■ **Consigna A**: Edita el texto sobre el Mediterráneo en todo lo que va desde "Instituciones como la" hasta "y medioambientales graves.", y sustituye "olas de calor" por "episodios de calor extremo".
■ **Consigna B**: Enumera todas las instituciones y organismos que se nombran en el texto sobre el Mediterráneo.
■ **Consigna C**: Sigue escribiendo el texto sobre la crisis climática en el Mediterráneo a partir de su última oración.

■ **Fragmento del documento**:
>>
Prueba de la fragilidad de estos ecosistemas es la reciente catástrofe ecológica del llamado Mar Menor, parte del Mediterráneo ubicado en el sureste de España, donde el pasado mes de octubre aparecieron toneladas de peces muertos tras un episodio de lluvias torrenciales.
La combinación del agua dulce y el vertido indiscriminado durante decenios de sedimentos y restos orgánicos procedentes de la agricultura intensiva y de una costa fuertemente urbanizada, colapsó a flora y fauna tras dejarla literalmente sin oxígeno y convirtió la zona en un mar “más que moribundo” según definición de Jordi Camp, investigador del Instituto de Ciencias del Mar-CSIC de España.
Y es que el Mediterráneo es uno de los mares más vulnerables para la crisis climática y, según la FAO, el mar más sobreexplotado del mundo: su única salida es el estrecho de Gibraltar entre España y Marruecos, carece de suficientes mecanismos naturales para mitigar los efectos negativos del clima y está rodeado por una intensa actividad humana.
Instituciones como la Unión por el Mediterráneo o el Programa de las Naciones Unidas para el Medio Ambiente han alertado de que su cuenca registró un aumento de temperaturas de 1,5 grados respecto a la era preindustrial y prevén que en los próximos años sufra cada vez más olas de calor, más sequías y también más lluvias torrenciales, todo lo cual derivará en efectos socioeconómicos y medioambientales graves.
<<
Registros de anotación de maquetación
>>
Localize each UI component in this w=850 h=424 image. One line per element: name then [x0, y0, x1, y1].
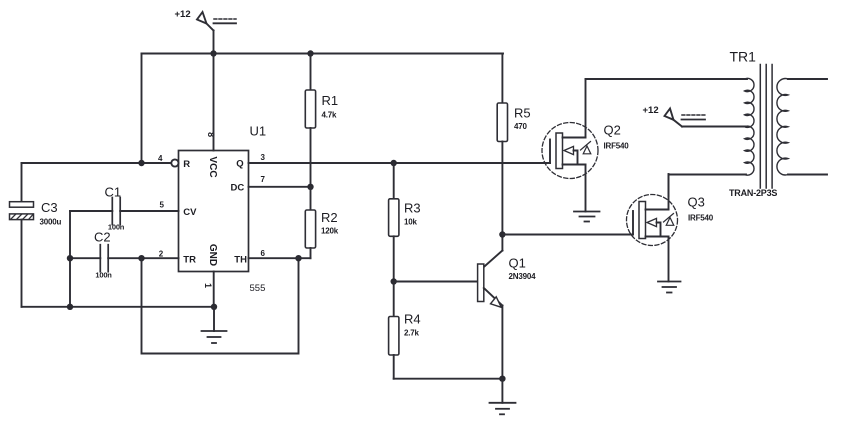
node junction R5/Q1 collector/Q3 gate	[499, 231, 505, 237]
wire TR-TH loop	[142, 258, 299, 353]
node junction C2 left	[67, 255, 73, 261]
svg-text:R5: R5	[514, 106, 531, 121]
ground under Q3	[658, 282, 681, 293]
svg-text:GND: GND	[207, 244, 218, 266]
svg-text:R: R	[183, 159, 190, 170]
svg-text:1: 1	[203, 283, 213, 288]
wire Q2 drain to transformer top	[586, 78, 748, 80]
wire secondary top	[788, 78, 827, 80]
svg-text:4.7k: 4.7k	[322, 111, 338, 120]
power +12 supply symbol at transformer	[643, 105, 706, 127]
wire center tap	[682, 126, 746, 128]
svg-text:5: 5	[160, 201, 165, 210]
transformer TR1 core	[759, 65, 761, 189]
svg-text:C1: C1	[105, 185, 122, 200]
ground under 555	[202, 307, 227, 343]
resistor R5	[497, 54, 530, 251]
svg-text:R4: R4	[404, 312, 421, 327]
transistor Q2 IRF540	[542, 79, 629, 212]
svg-text:DC: DC	[231, 183, 245, 194]
node junction rail/R1	[307, 50, 313, 56]
svg-text:100n: 100n	[95, 271, 112, 280]
transformer TR1 secondary winding	[777, 79, 788, 175]
pin 4 R bubble	[171, 159, 178, 166]
svg-text:+12: +12	[643, 105, 659, 116]
svg-text:R2: R2	[321, 210, 338, 225]
svg-text:4: 4	[158, 154, 163, 163]
capacitor C2	[70, 230, 179, 280]
svg-text:3: 3	[261, 153, 266, 162]
svg-text:R1: R1	[322, 93, 339, 108]
svg-text:555: 555	[250, 283, 266, 294]
svg-text:Q: Q	[236, 158, 243, 169]
svg-text:120k: 120k	[321, 227, 339, 236]
power +12 supply symbol top	[175, 9, 237, 54]
node junction TH drop	[295, 255, 301, 261]
node junction rail/+12	[210, 50, 216, 56]
svg-text:R3: R3	[404, 201, 421, 216]
svg-text:IRF540: IRF540	[688, 214, 714, 223]
wire VCC pin to rail	[213, 54, 215, 151]
svg-text:10k: 10k	[404, 218, 417, 227]
wire TH pin 6 line	[249, 257, 311, 259]
ground under Q2	[574, 212, 600, 222]
node junction R3/R4/base	[391, 278, 397, 284]
svg-text:Q2: Q2	[604, 123, 621, 138]
node junction reset line	[138, 160, 144, 166]
svg-text:VCC: VCC	[207, 156, 218, 177]
wire +12 top rail	[142, 53, 504, 55]
svg-text:C2: C2	[94, 230, 111, 245]
svg-text:IRF540: IRF540	[604, 142, 630, 151]
wire rail left drop to reset line	[141, 54, 143, 164]
node junction emitter/ground	[499, 376, 505, 382]
resistor R4	[389, 282, 421, 379]
wire ground bus under 555	[22, 306, 215, 308]
node junction gnd bus pin1	[211, 304, 217, 310]
node junction DC/R1/R2	[307, 184, 313, 190]
svg-text:TH: TH	[234, 254, 247, 265]
node junction Q/R3	[391, 160, 397, 166]
wire pin1 down	[213, 272, 215, 307]
wire primary bottom to Q3 drain	[669, 175, 747, 197]
transistor Q3 IRF540	[627, 174, 714, 282]
node junction C2 right TR	[138, 255, 144, 261]
transistor Q1 2N3904	[478, 251, 536, 379]
wire DC pin 7 line	[249, 186, 311, 188]
capacitor C3	[10, 163, 62, 307]
wire Q1 base	[394, 281, 478, 283]
svg-text:CV: CV	[183, 207, 197, 218]
svg-text:+12: +12	[175, 9, 191, 20]
wire Q output line	[249, 162, 551, 164]
wire R4 to emitter ground	[394, 378, 503, 380]
svg-text:3000u: 3000u	[40, 218, 62, 227]
resistor R3	[389, 163, 421, 282]
resistor R1	[305, 54, 338, 187]
wire secondary bottom	[788, 174, 827, 176]
resistor R2	[305, 187, 338, 258]
wire reset line to pin 4	[22, 162, 172, 164]
wire Q3 gate line	[502, 234, 633, 236]
ground under Q1	[490, 379, 516, 415]
svg-text:Q1: Q1	[509, 256, 526, 271]
svg-text:2.7k: 2.7k	[404, 329, 420, 338]
svg-text:C3: C3	[41, 200, 58, 215]
svg-text:7: 7	[261, 175, 266, 184]
svg-text:TR1: TR1	[730, 49, 757, 65]
wire left vertical C1/C2	[69, 211, 71, 307]
transformer TR1 primary winding	[745, 78, 754, 175]
svg-text:TRAN-2P3S: TRAN-2P3S	[729, 188, 777, 198]
svg-text:6: 6	[261, 249, 266, 258]
capacitor C1	[70, 185, 179, 232]
node junction gnd bus left	[67, 304, 73, 310]
svg-text:2N3904: 2N3904	[509, 272, 537, 281]
svg-text:470: 470	[514, 122, 527, 131]
svg-text:TR: TR	[183, 254, 196, 265]
svg-text:U1: U1	[250, 124, 267, 139]
op-amp U1 555 timer body	[179, 151, 249, 272]
svg-text:Q3: Q3	[688, 195, 705, 210]
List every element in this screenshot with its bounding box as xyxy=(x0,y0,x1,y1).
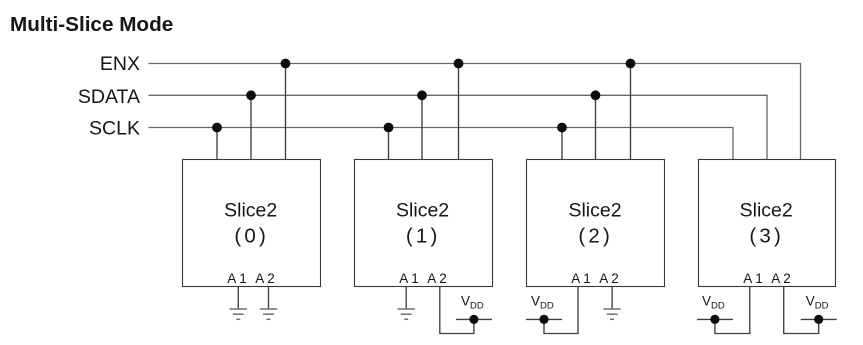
svg-text:Slice2: Slice2 xyxy=(396,199,449,221)
wire ENX pin slice0 xyxy=(285,64,287,160)
svg-text:A 2: A 2 xyxy=(599,271,619,286)
svg-text:SDATA: SDATA xyxy=(78,86,140,108)
wire SDATA bus xyxy=(149,95,768,159)
svg-text:(2): (2) xyxy=(578,224,613,247)
svg-text:A 1: A 1 xyxy=(227,271,247,286)
svg-text:A 1: A 1 xyxy=(743,271,763,286)
wire A2 U2 xyxy=(611,287,613,309)
wire A2 U0 xyxy=(268,287,270,309)
power VDD at A2 U3 xyxy=(801,294,837,325)
svg-text:ENX: ENX xyxy=(100,53,140,75)
svg-text:A 2: A 2 xyxy=(255,271,275,286)
junction SDATA slice0 xyxy=(246,90,256,100)
svg-text:V: V xyxy=(806,294,815,309)
junction SCLK slice0 xyxy=(212,123,222,133)
svg-text:DD: DD xyxy=(711,301,725,312)
wire SCLK bus xyxy=(149,128,734,160)
wire SDATA pin slice0 xyxy=(250,95,252,159)
wire SCLK pin slice1 xyxy=(388,128,390,160)
power VDD at A2 U1 xyxy=(456,294,492,325)
svg-text:SCLK: SCLK xyxy=(89,117,140,139)
junction ENX slice0 xyxy=(281,59,291,69)
wire A1 U2 to VDD xyxy=(544,287,578,334)
junction SDATA slice2 xyxy=(591,90,601,100)
svg-text:V: V xyxy=(531,294,540,309)
ground A1 U0 xyxy=(230,309,247,319)
wire ENX pin slice1 xyxy=(458,64,460,160)
junction ENX slice2 xyxy=(626,59,636,69)
junction SCLK slice1 xyxy=(384,123,394,133)
power VDD at A1 U2 xyxy=(526,294,562,325)
svg-text:Slice2: Slice2 xyxy=(568,199,621,221)
svg-text:Slice2: Slice2 xyxy=(740,199,793,221)
power VDD at A1 U3 xyxy=(697,294,733,325)
svg-text:(3): (3) xyxy=(749,224,784,247)
svg-text:(1): (1) xyxy=(406,224,441,247)
wire ENX bus xyxy=(149,64,801,160)
wire A2 U3 to VDD xyxy=(784,287,819,334)
svg-text:A 1: A 1 xyxy=(571,271,591,286)
junction ENX slice1 xyxy=(454,59,464,69)
svg-text:A 2: A 2 xyxy=(427,271,447,286)
block U3 Slice2 (3) xyxy=(699,160,836,287)
block U0 Slice2 (0) xyxy=(183,160,321,287)
svg-text:V: V xyxy=(461,294,470,309)
ground A1 U1 xyxy=(398,309,415,319)
svg-text:DD: DD xyxy=(815,301,829,312)
wire SDATA pin slice2 xyxy=(595,95,597,159)
svg-text:Slice2: Slice2 xyxy=(224,199,277,221)
wire A1 U3 to VDD xyxy=(715,287,750,334)
junction SDATA slice1 xyxy=(417,90,427,100)
wire SCLK pin slice0 xyxy=(216,128,218,160)
wire SCLK pin slice2 xyxy=(561,128,563,160)
ground A2 U2 xyxy=(603,309,620,319)
wire ENX pin slice2 xyxy=(630,64,632,160)
wire A2 U1 to VDD xyxy=(440,287,474,334)
svg-text:DD: DD xyxy=(470,301,484,312)
svg-text:A 2: A 2 xyxy=(771,271,791,286)
svg-text:(0): (0) xyxy=(234,224,269,247)
svg-text:A 1: A 1 xyxy=(399,271,419,286)
svg-text:V: V xyxy=(702,294,711,309)
wire A1 U1 xyxy=(405,287,407,309)
junction SCLK slice2 xyxy=(557,123,567,133)
block U2 Slice2 (2) xyxy=(527,160,665,287)
wire A1 U0 xyxy=(237,287,239,309)
svg-text:Multi-Slice Mode: Multi-Slice Mode xyxy=(10,13,173,36)
block U1 Slice2 (1) xyxy=(355,160,493,287)
wire SDATA pin slice1 xyxy=(421,95,423,159)
ground A2 U0 xyxy=(260,309,277,319)
svg-text:DD: DD xyxy=(540,301,554,312)
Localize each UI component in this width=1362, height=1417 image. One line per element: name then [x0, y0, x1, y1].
<<
■ **Resultado A**:
Instituciones como la Unión por el Mediterráneo o el Programa de las Naciones Unidas para el Medio Ambiente han alertado de que su cuenca registró un aumento de temperaturas de 1,5 grados respecto a la era preindustrial y prevén que en los próximos años sufra cada vez más episodios de calor extremo, más sequías y también más lluvias torrenciales, todo lo cual derivará en efectos socioeconómicos y medioambientales graves.

■ **Resultado B**:
- Instituto de Ciencias del Mar-CSIC
- FAO
- Unión por el Mediterráneo
- Programa de las Naciones Unidas para el Medio Ambiente

■ **Resultado C**:
En casos como el Ártico, el calentamiento en principio no debería ser tan negativo, ya que la reducción de hielos mejoraría las rutas de navegación y facilitaría la explotación de los recursos naturales, aunque ello puede generar conflictos por el control de esos recursos.
El presidente de Rusia, Vladimir Putin, ha advertido en repetidas ocasiones que el desarrollo de esta zona, donde el 40 % de la población es rusa, es ya prioridad de Estado y parte de sus planes de desarrollo geoestratégico: Moscú creó ya en 2014 el Mando Estratégico Unificado de la Flota del Norte o Tropas Árticas para asegurar y proteger su presencia en la zona.
Las modificaciones climáticas traerán consigo además otros problemas como el derretimiento del permafrost, la capa de suelo permanentemente congelada sobre la que se asientan edificios, carreteras e infraestructuras, que debido al ablandamiento de los suelos, resultarán seriamente dañadas y hasta destruidas.
Otros mares fríos, como el del Norte o el Báltico sufren problemas de contaminación de metales pesados, contaminación por tráfico marítimo, sobreexplotación pesquera o una presencia desmesurada de parques eólicos y plataformas petroleras que, según el Consejo Internacional para la Exploración del Mar (ICES), ha puesto a especies como el bacalao al borde del colapso.
Ello, sin olvidar la eutrofización o acumulación de residuos orgánicos ricos en nitratos y fósforos procedentes de la agricultura, que provoca la proliferación de algas -que a su vez acaban con el oxígeno- o la proliferación de especies invasoras que, gracias a un clima menos frío, son ahora capaces de instalarse en el ecosistema y desplazar a las locales.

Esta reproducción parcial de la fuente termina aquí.